— begin Records for this exercise —
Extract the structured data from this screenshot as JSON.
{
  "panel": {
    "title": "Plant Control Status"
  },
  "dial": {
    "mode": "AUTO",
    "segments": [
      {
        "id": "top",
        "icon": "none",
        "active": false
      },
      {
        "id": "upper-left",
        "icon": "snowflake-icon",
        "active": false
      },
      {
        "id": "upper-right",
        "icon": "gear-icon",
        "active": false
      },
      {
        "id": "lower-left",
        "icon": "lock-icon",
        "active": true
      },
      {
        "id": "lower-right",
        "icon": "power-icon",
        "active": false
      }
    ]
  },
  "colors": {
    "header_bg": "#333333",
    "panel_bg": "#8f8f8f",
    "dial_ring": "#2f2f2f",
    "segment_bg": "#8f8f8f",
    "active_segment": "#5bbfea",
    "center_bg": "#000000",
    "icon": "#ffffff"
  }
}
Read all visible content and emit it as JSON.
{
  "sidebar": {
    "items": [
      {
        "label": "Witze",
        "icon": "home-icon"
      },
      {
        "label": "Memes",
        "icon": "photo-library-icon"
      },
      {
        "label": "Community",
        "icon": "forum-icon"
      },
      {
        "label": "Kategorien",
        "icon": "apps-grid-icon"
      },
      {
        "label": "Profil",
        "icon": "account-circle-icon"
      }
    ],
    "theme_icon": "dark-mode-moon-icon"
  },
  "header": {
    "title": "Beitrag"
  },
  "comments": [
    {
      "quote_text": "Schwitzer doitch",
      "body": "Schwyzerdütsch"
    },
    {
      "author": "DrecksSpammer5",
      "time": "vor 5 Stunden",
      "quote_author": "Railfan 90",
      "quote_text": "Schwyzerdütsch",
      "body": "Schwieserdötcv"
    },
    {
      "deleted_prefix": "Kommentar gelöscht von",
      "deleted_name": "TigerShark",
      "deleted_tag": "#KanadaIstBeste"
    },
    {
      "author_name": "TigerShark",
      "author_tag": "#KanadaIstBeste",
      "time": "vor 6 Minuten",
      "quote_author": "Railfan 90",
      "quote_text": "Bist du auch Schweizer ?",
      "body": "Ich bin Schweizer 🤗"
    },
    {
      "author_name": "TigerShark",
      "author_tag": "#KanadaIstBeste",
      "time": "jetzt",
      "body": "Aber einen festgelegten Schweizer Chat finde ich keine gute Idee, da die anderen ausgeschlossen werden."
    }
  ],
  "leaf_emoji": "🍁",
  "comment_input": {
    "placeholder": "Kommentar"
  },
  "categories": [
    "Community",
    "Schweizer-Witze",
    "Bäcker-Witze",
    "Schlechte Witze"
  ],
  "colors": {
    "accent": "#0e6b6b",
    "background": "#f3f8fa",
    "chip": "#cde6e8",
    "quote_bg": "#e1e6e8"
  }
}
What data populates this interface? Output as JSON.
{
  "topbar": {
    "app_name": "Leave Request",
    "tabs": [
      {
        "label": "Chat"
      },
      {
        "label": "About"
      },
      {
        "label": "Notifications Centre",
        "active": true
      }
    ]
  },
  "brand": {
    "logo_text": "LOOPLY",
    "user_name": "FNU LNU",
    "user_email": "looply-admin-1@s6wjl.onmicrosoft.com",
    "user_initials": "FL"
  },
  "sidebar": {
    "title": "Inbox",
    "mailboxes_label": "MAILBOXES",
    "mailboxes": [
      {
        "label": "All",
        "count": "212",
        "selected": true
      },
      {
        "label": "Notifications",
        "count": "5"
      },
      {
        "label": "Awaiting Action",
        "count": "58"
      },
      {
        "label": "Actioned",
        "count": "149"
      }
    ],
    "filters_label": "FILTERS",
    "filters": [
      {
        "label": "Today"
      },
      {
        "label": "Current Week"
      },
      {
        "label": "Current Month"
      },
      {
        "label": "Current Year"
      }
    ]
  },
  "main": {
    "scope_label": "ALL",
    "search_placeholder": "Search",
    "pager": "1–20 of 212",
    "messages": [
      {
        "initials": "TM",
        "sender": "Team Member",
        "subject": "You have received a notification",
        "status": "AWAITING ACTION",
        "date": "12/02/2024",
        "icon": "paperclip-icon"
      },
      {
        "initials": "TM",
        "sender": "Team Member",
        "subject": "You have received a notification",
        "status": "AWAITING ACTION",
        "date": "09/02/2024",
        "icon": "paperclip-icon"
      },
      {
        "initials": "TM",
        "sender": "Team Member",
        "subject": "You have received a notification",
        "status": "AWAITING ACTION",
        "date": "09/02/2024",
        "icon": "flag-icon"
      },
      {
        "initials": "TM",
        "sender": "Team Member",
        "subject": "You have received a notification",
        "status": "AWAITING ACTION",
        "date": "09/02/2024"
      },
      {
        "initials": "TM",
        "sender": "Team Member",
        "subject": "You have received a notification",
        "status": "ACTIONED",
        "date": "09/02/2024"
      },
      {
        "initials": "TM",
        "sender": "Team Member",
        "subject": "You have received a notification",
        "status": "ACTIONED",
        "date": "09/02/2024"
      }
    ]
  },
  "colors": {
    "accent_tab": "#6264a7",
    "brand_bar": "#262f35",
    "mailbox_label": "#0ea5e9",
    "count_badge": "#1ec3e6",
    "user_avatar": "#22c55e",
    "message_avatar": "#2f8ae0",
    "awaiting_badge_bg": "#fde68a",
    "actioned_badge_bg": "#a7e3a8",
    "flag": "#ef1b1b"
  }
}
— end Records for this exercise —
Task prompt:
Recopy all the lines exactly as they appear.

Exercise solution:
Extract the structured data from this screenshot as JSON.
{
  "panel": {
    "title": "Plant Control Status"
  },
  "dial": {
    "mode": "AUTO",
    "segments": [
      {
        "id": "top",
        "icon": "none",
        "active": false
      },
      {
        "id": "upper-left",
        "icon": "snowflake-icon",
        "active": false
      },
      {
        "id": "upper-right",
        "icon": "gear-icon",
        "active": false
      },
      {
        "id": "lower-left",
        "icon": "lock-icon",
        "active": true
      },
      {
        "id": "lower-right",
        "icon": "power-icon",
        "active": false
      }
    ]
  },
  "colors": {
    "header_bg": "#333333",
    "panel_bg": "#8f8f8f",
    "dial_ring": "#2f2f2f",
    "segment_bg": "#8f8f8f",
    "active_segment": "#5bbfea",
    "center_bg": "#000000",
    "icon": "#ffffff"
  }
}
Read all visible content and emit it as JSON.
{
  "sidebar": {
    "items": [
      {
        "label": "Witze",
        "icon": "home-icon"
      },
      {
        "label": "Memes",
        "icon": "photo-library-icon"
      },
      {
        "label": "Community",
        "icon": "forum-icon"
      },
      {
        "label": "Kategorien",
        "icon": "apps-grid-icon"
      },
      {
        "label": "Profil",
        "icon": "account-circle-icon"
      }
    ],
    "theme_icon": "dark-mode-moon-icon"
  },
  "header": {
    "title": "Beitrag"
  },
  "comments": [
    {
      "quote_text": "Schwitzer doitch",
      "body": "Schwyzerdütsch"
    },
    {
      "author": "DrecksSpammer5",
      "time": "vor 5 Stunden",
      "quote_author": "Railfan 90",
      "quote_text": "Schwyzerdütsch",
      "body": "Schwieserdötcv"
    },
    {
      "deleted_prefix": "Kommentar gelöscht von",
      "deleted_name": "TigerShark",
      "deleted_tag": "#KanadaIstBeste"
    },
    {
      "author_name": "TigerShark",
      "author_tag": "#KanadaIstBeste",
      "time": "vor 6 Minuten",
      "quote_author": "Railfan 90",
      "quote_text": "Bist du auch Schweizer ?",
      "body": "Ich bin Schweizer 🤗"
    },
    {
      "author_name": "TigerShark",
      "author_tag": "#KanadaIstBeste",
      "time": "jetzt",
      "body": "Aber einen festgelegten Schweizer Chat finde ich keine gute Idee, da die anderen ausgeschlossen werden."
    }
  ],
  "leaf_emoji": "🍁",
  "comment_input": {
    "placeholder": "Kommentar"
  },
  "categories": [
    "Community",
    "Schweizer-Witze",
    "Bäcker-Witze",
    "Schlechte Witze"
  ],
  "colors": {
    "accent": "#0e6b6b",
    "background": "#f3f8fa",
    "chip": "#cde6e8",
    "quote_bg": "#e1e6e8"
  }
}
What data populates this interface? Output as JSON.
{
  "topbar": {
    "app_name": "Leave Request",
    "tabs": [
      {
        "label": "Chat"
      },
      {
        "label": "About"
      },
      {
        "label": "Notifications Centre",
        "active": true
      }
    ]
  },
  "brand": {
    "logo_text": "LOOPLY",
    "user_name": "FNU LNU",
    "user_email": "looply-admin-1@s6wjl.onmicrosoft.com",
    "user_initials": "FL"
  },
  "sidebar": {
    "title": "Inbox",
    "mailboxes_label": "MAILBOXES",
    "mailboxes": [
      {
        "label": "All",
        "count": "212",
        "selected": true
      },
      {
        "label": "Notifications",
        "count": "5"
      },
      {
        "label": "Awaiting Action",
        "count": "58"
      },
      {
        "label": "Actioned",
        "count": "149"
      }
    ],
    "filters_label": "FILTERS",
    "filters": [
      {
        "label": "Today"
      },
      {
        "label": "Current Week"
      },
      {
        "label": "Current Month"
      },
      {
        "label": "Current Year"
      }
    ]
  },
  "main": {
    "scope_label": "ALL",
    "search_placeholder": "Search",
    "pager": "1–20 of 212",
    "messages": [
      {
        "initials": "TM",
        "sender": "Team Member",
        "subject": "You have received a notification",
        "status": "AWAITING ACTION",
        "date": "12/02/2024",
        "icon": "paperclip-icon"
      },
      {
        "initials": "TM",
        "sender": "Team Member",
        "subject": "You have received a notification",
        "status": "AWAITING ACTION",
        "date": "09/02/2024",
        "icon": "paperclip-icon"
      },
      {
        "initials": "TM",
        "sender": "Team Member",
        "subject": "You have received a notification",
        "status": "AWAITING ACTION",
        "date": "09/02/2024",
        "icon": "flag-icon"
      },
      {
        "initials": "TM",
        "sender": "Team Member",
        "subject": "You have received a notification",
        "status": "AWAITING ACTION",
        "date": "09/02/2024"
      },
      {
        "initials": "TM",
        "sender": "Team Member",
        "subject": "You have received a notification",
        "status": "ACTIONED",
        "date": "09/02/2024"
      },
      {
        "initials": "TM",
        "sender": "Team Member",
        "subject": "You have received a notification",
        "status": "ACTIONED",
        "date": "09/02/2024"
      }
    ]
  },
  "colors": {
    "accent_tab": "#6264a7",
    "brand_bar": "#262f35",
    "mailbox_label": "#0ea5e9",
    "count_badge": "#1ec3e6",
    "user_avatar": "#22c55e",
    "message_avatar": "#2f8ae0",
    "awaiting_badge_bg": "#fde68a",
    "actioned_badge_bg": "#a7e3a8",
    "flag": "#ef1b1b"
  }
}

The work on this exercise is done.